> **EXERCISE BRIEF**:
Return all of the data exactly as written, without the pictures.

> **RECORDS FOR THIS EXERCISE**:
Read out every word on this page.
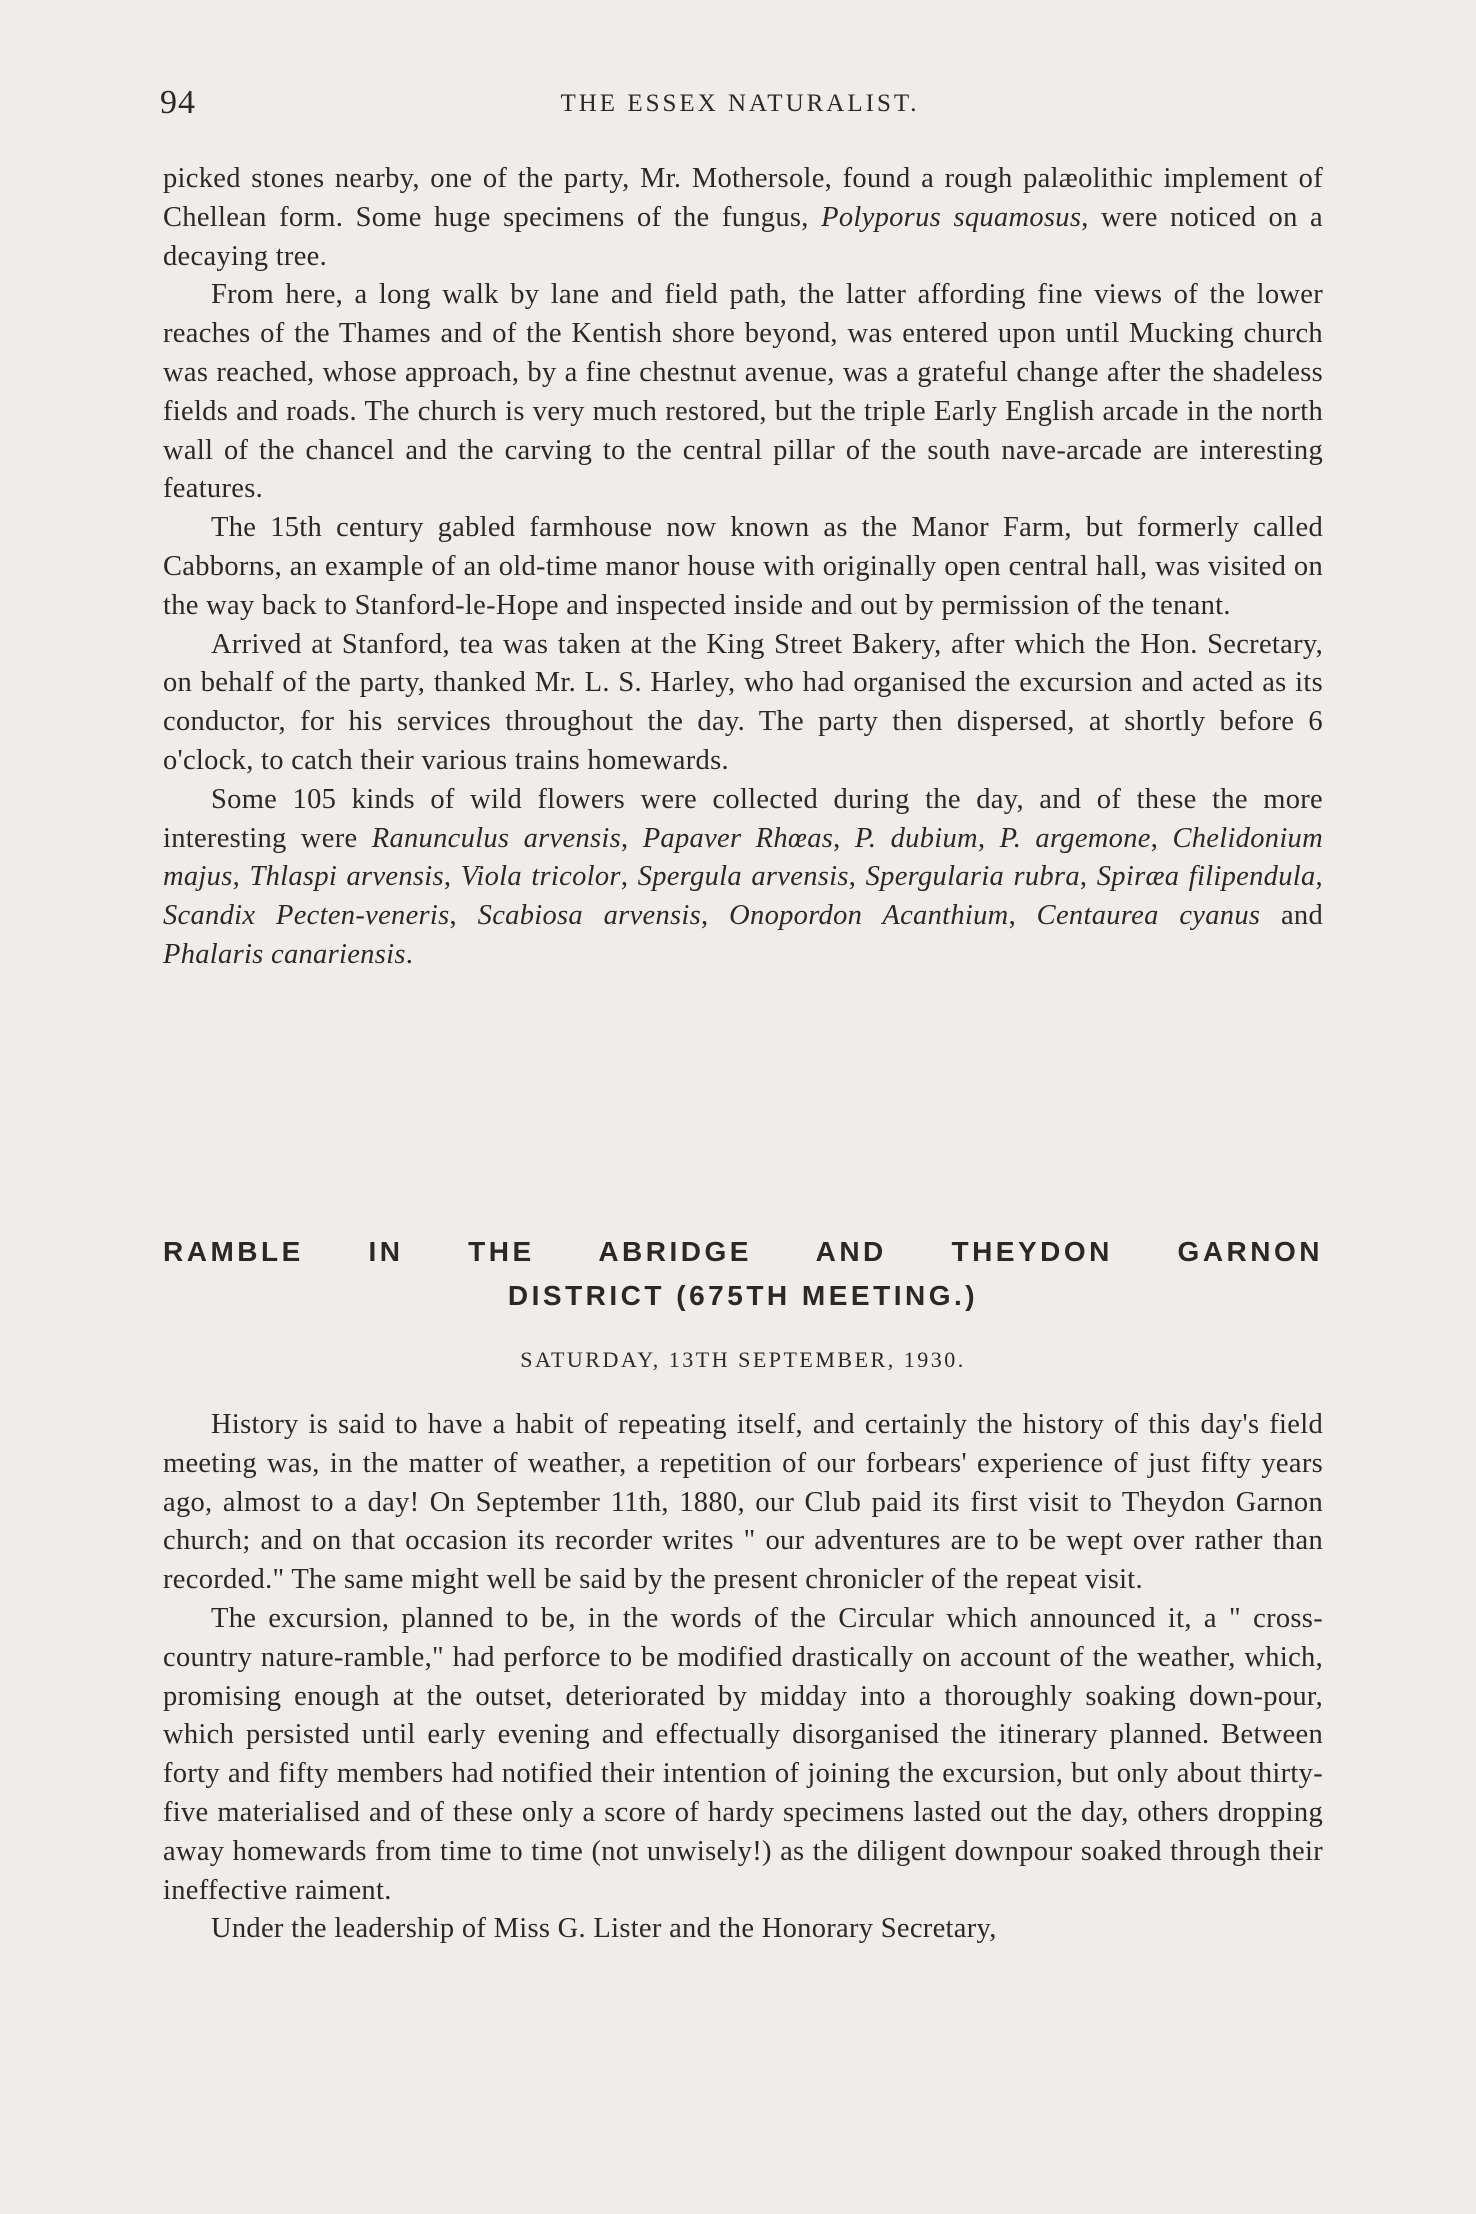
94	THE ESSEX NATURALIST.

picked stones nearby, one of the party, Mr. Mothersole, found a rough palæolithic implement of Chellean form. Some huge specimens of the fungus, Polyporus squamosus, were noticed on a decaying tree.

From here, a long walk by lane and field path, the latter affording fine views of the lower reaches of the Thames and of the Kentish shore beyond, was entered upon until Mucking church was reached, whose approach, by a fine chestnut avenue, was a grateful change after the shadeless fields and roads. The church is very much restored, but the triple Early English arcade in the north wall of the chancel and the carving to the central pillar of the south nave-arcade are interesting features.

The 15th century gabled farmhouse now known as the Manor Farm, but formerly called Cabborns, an example of an old-time manor house with originally open central hall, was visited on the way back to Stanford-le-Hope and inspected inside and out by permission of the tenant.

Arrived at Stanford, tea was taken at the King Street Bakery, after which the Hon. Secretary, on behalf of the party, thanked Mr. L. S. Harley, who had organised the excursion and acted as its conductor, for his services throughout the day. The party then dispersed, at shortly before 6 o'clock, to catch their various trains homewards.

Some 105 kinds of wild flowers were collected during the day, and of these the more interesting were Ranunculus arvensis, Papaver Rhœas, P. dubium, P. argemone, Chelidonium majus, Thlaspi arvensis, Viola tricolor, Spergula arvensis, Spergularia rubra, Spiræa filipendula, Scandix Pecten-veneris, Scabiosa arvensis, Onopordon Acanthium, Centaurea cyanus and Phalaris canariensis.

RAMBLE IN THE ABRIDGE AND THEYDON GARNON
DISTRICT (675TH MEETING.)
SATURDAY, 13TH SEPTEMBER, 1930.

History is said to have a habit of repeating itself, and certainly the history of this day's field meeting was, in the matter of weather, a repetition of our forbears' experience of just fifty years ago, almost to a day! On September 11th, 1880, our Club paid its first visit to Theydon Garnon church; and on that occasion its recorder writes " our adventures are to be wept over rather than recorded." The same might well be said by the present chronicler of the repeat visit.

The excursion, planned to be, in the words of the Circular which announced it, a " cross-country nature-ramble," had perforce to be modified drastically on account of the weather, which, promising enough at the outset, deteriorated by midday into a thoroughly soaking down-pour, which persisted until early evening and effectually disorganised the itinerary planned. Between forty and fifty members had notified their intention of joining the excursion, but only about thirty-five materialised and of these only a score of hardy specimens lasted out the day, others dropping away homewards from time to time (not unwisely!) as the diligent downpour soaked through their ineffective raiment.

Under the leadership of Miss G. Lister and the Honorary Secretary,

> **SOLUTION TO THIS TASK**:
Read out every word on this page.
94	THE ESSEX NATURALIST.

picked stones nearby, one of the party, Mr. Mothersole, found a rough palæolithic implement of Chellean form. Some huge specimens of the fungus, Polyporus squamosus, were noticed on a decaying tree.

From here, a long walk by lane and field path, the latter affording fine views of the lower reaches of the Thames and of the Kentish shore beyond, was entered upon until Mucking church was reached, whose approach, by a fine chestnut avenue, was a grateful change after the shadeless fields and roads. The church is very much restored, but the triple Early English arcade in the north wall of the chancel and the carving to the central pillar of the south nave-arcade are interesting features.

The 15th century gabled farmhouse now known as the Manor Farm, but formerly called Cabborns, an example of an old-time manor house with originally open central hall, was visited on the way back to Stanford-le-Hope and inspected inside and out by permission of the tenant.

Arrived at Stanford, tea was taken at the King Street Bakery, after which the Hon. Secretary, on behalf of the party, thanked Mr. L. S. Harley, who had organised the excursion and acted as its conductor, for his services throughout the day. The party then dispersed, at shortly before 6 o'clock, to catch their various trains homewards.

Some 105 kinds of wild flowers were collected during the day, and of these the more interesting were Ranunculus arvensis, Papaver Rhœas, P. dubium, P. argemone, Chelidonium majus, Thlaspi arvensis, Viola tricolor, Spergula arvensis, Spergularia rubra, Spiræa filipendula, Scandix Pecten-veneris, Scabiosa arvensis, Onopordon Acanthium, Centaurea cyanus and Phalaris canariensis.

RAMBLE IN THE ABRIDGE AND THEYDON GARNON
DISTRICT (675TH MEETING.)
SATURDAY, 13TH SEPTEMBER, 1930.

History is said to have a habit of repeating itself, and certainly the history of this day's field meeting was, in the matter of weather, a repetition of our forbears' experience of just fifty years ago, almost to a day! On September 11th, 1880, our Club paid its first visit to Theydon Garnon church; and on that occasion its recorder writes " our adventures are to be wept over rather than recorded." The same might well be said by the present chronicler of the repeat visit.

The excursion, planned to be, in the words of the Circular which announced it, a " cross-country nature-ramble," had perforce to be modified drastically on account of the weather, which, promising enough at the outset, deteriorated by midday into a thoroughly soaking down-pour, which persisted until early evening and effectually disorganised the itinerary planned. Between forty and fifty members had notified their intention of joining the excursion, but only about thirty-five materialised and of these only a score of hardy specimens lasted out the day, others dropping away homewards from time to time (not unwisely!) as the diligent downpour soaked through their ineffective raiment.

Under the leadership of Miss G. Lister and the Honorary Secretary,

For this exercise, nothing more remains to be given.